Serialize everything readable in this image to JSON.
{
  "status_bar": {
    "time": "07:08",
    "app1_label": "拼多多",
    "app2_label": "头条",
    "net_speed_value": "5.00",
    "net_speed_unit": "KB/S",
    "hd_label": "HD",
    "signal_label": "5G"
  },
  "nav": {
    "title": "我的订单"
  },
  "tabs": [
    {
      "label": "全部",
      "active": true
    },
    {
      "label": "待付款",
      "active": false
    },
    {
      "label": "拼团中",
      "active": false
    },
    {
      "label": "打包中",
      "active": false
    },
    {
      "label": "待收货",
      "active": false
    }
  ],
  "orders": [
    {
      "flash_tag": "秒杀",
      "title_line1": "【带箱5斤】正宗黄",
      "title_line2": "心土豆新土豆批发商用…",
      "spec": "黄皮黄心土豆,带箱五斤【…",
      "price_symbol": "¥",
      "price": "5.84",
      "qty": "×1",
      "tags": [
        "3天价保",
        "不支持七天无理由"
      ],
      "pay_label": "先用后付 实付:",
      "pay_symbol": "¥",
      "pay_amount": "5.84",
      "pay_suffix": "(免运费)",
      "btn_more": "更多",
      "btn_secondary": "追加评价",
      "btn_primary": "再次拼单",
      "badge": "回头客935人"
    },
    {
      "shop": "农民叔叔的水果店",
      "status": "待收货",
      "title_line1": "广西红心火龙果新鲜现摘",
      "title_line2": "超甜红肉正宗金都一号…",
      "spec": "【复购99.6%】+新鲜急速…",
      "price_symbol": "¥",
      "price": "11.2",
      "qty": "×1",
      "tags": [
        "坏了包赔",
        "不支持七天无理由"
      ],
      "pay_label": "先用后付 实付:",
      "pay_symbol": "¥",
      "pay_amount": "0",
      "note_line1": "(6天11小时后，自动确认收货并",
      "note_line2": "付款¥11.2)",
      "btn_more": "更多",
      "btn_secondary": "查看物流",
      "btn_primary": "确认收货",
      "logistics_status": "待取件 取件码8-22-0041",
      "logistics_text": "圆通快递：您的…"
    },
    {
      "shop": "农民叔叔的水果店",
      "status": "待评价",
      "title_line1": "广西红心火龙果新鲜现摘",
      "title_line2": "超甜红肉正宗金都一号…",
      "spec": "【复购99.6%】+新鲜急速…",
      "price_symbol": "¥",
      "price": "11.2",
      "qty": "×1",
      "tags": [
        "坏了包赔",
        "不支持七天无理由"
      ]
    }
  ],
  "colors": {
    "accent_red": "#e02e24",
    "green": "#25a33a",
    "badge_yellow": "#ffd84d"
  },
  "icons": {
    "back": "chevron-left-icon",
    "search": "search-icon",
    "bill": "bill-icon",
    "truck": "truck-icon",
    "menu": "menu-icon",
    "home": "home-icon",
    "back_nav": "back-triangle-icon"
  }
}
------------------------------------------------------------------------
■ YOUR OBJECTIVE: The full set of records should be duplicated exactly.

■ PROBLEM SOLUTION:
Serialize everything readable in this image to JSON.
{
  "status_bar": {
    "time": "07:08",
    "app1_label": "拼多多",
    "app2_label": "头条",
    "net_speed_value": "5.00",
    "net_speed_unit": "KB/S",
    "hd_label": "HD",
    "signal_label": "5G"
  },
  "nav": {
    "title": "我的订单"
  },
  "tabs": [
    {
      "label": "全部",
      "active": true
    },
    {
      "label": "待付款",
      "active": false
    },
    {
      "label": "拼团中",
      "active": false
    },
    {
      "label": "打包中",
      "active": false
    },
    {
      "label": "待收货",
      "active": false
    }
  ],
  "orders": [
    {
      "flash_tag": "秒杀",
      "title_line1": "【带箱5斤】正宗黄",
      "title_line2": "心土豆新土豆批发商用…",
      "spec": "黄皮黄心土豆,带箱五斤【…",
      "price_symbol": "¥",
      "price": "5.84",
      "qty": "×1",
      "tags": [
        "3天价保",
        "不支持七天无理由"
      ],
      "pay_label": "先用后付 实付:",
      "pay_symbol": "¥",
      "pay_amount": "5.84",
      "pay_suffix": "(免运费)",
      "btn_more": "更多",
      "btn_secondary": "追加评价",
      "btn_primary": "再次拼单",
      "badge": "回头客935人"
    },
    {
      "shop": "农民叔叔的水果店",
      "status": "待收货",
      "title_line1": "广西红心火龙果新鲜现摘",
      "title_line2": "超甜红肉正宗金都一号…",
      "spec": "【复购99.6%】+新鲜急速…",
      "price_symbol": "¥",
      "price": "11.2",
      "qty": "×1",
      "tags": [
        "坏了包赔",
        "不支持七天无理由"
      ],
      "pay_label": "先用后付 实付:",
      "pay_symbol": "¥",
      "pay_amount": "0",
      "note_line1": "(6天11小时后，自动确认收货并",
      "note_line2": "付款¥11.2)",
      "btn_more": "更多",
      "btn_secondary": "查看物流",
      "btn_primary": "确认收货",
      "logistics_status": "待取件 取件码8-22-0041",
      "logistics_text": "圆通快递：您的…"
    },
    {
      "shop": "农民叔叔的水果店",
      "status": "待评价",
      "title_line1": "广西红心火龙果新鲜现摘",
      "title_line2": "超甜红肉正宗金都一号…",
      "spec": "【复购99.6%】+新鲜急速…",
      "price_symbol": "¥",
      "price": "11.2",
      "qty": "×1",
      "tags": [
        "坏了包赔",
        "不支持七天无理由"
      ]
    }
  ],
  "colors": {
    "accent_red": "#e02e24",
    "green": "#25a33a",
    "badge_yellow": "#ffd84d"
  },
  "icons": {
    "back": "chevron-left-icon",
    "search": "search-icon",
    "bill": "bill-icon",
    "truck": "truck-icon",
    "menu": "menu-icon",
    "home": "home-icon",
    "back_nav": "back-triangle-icon"
  }
}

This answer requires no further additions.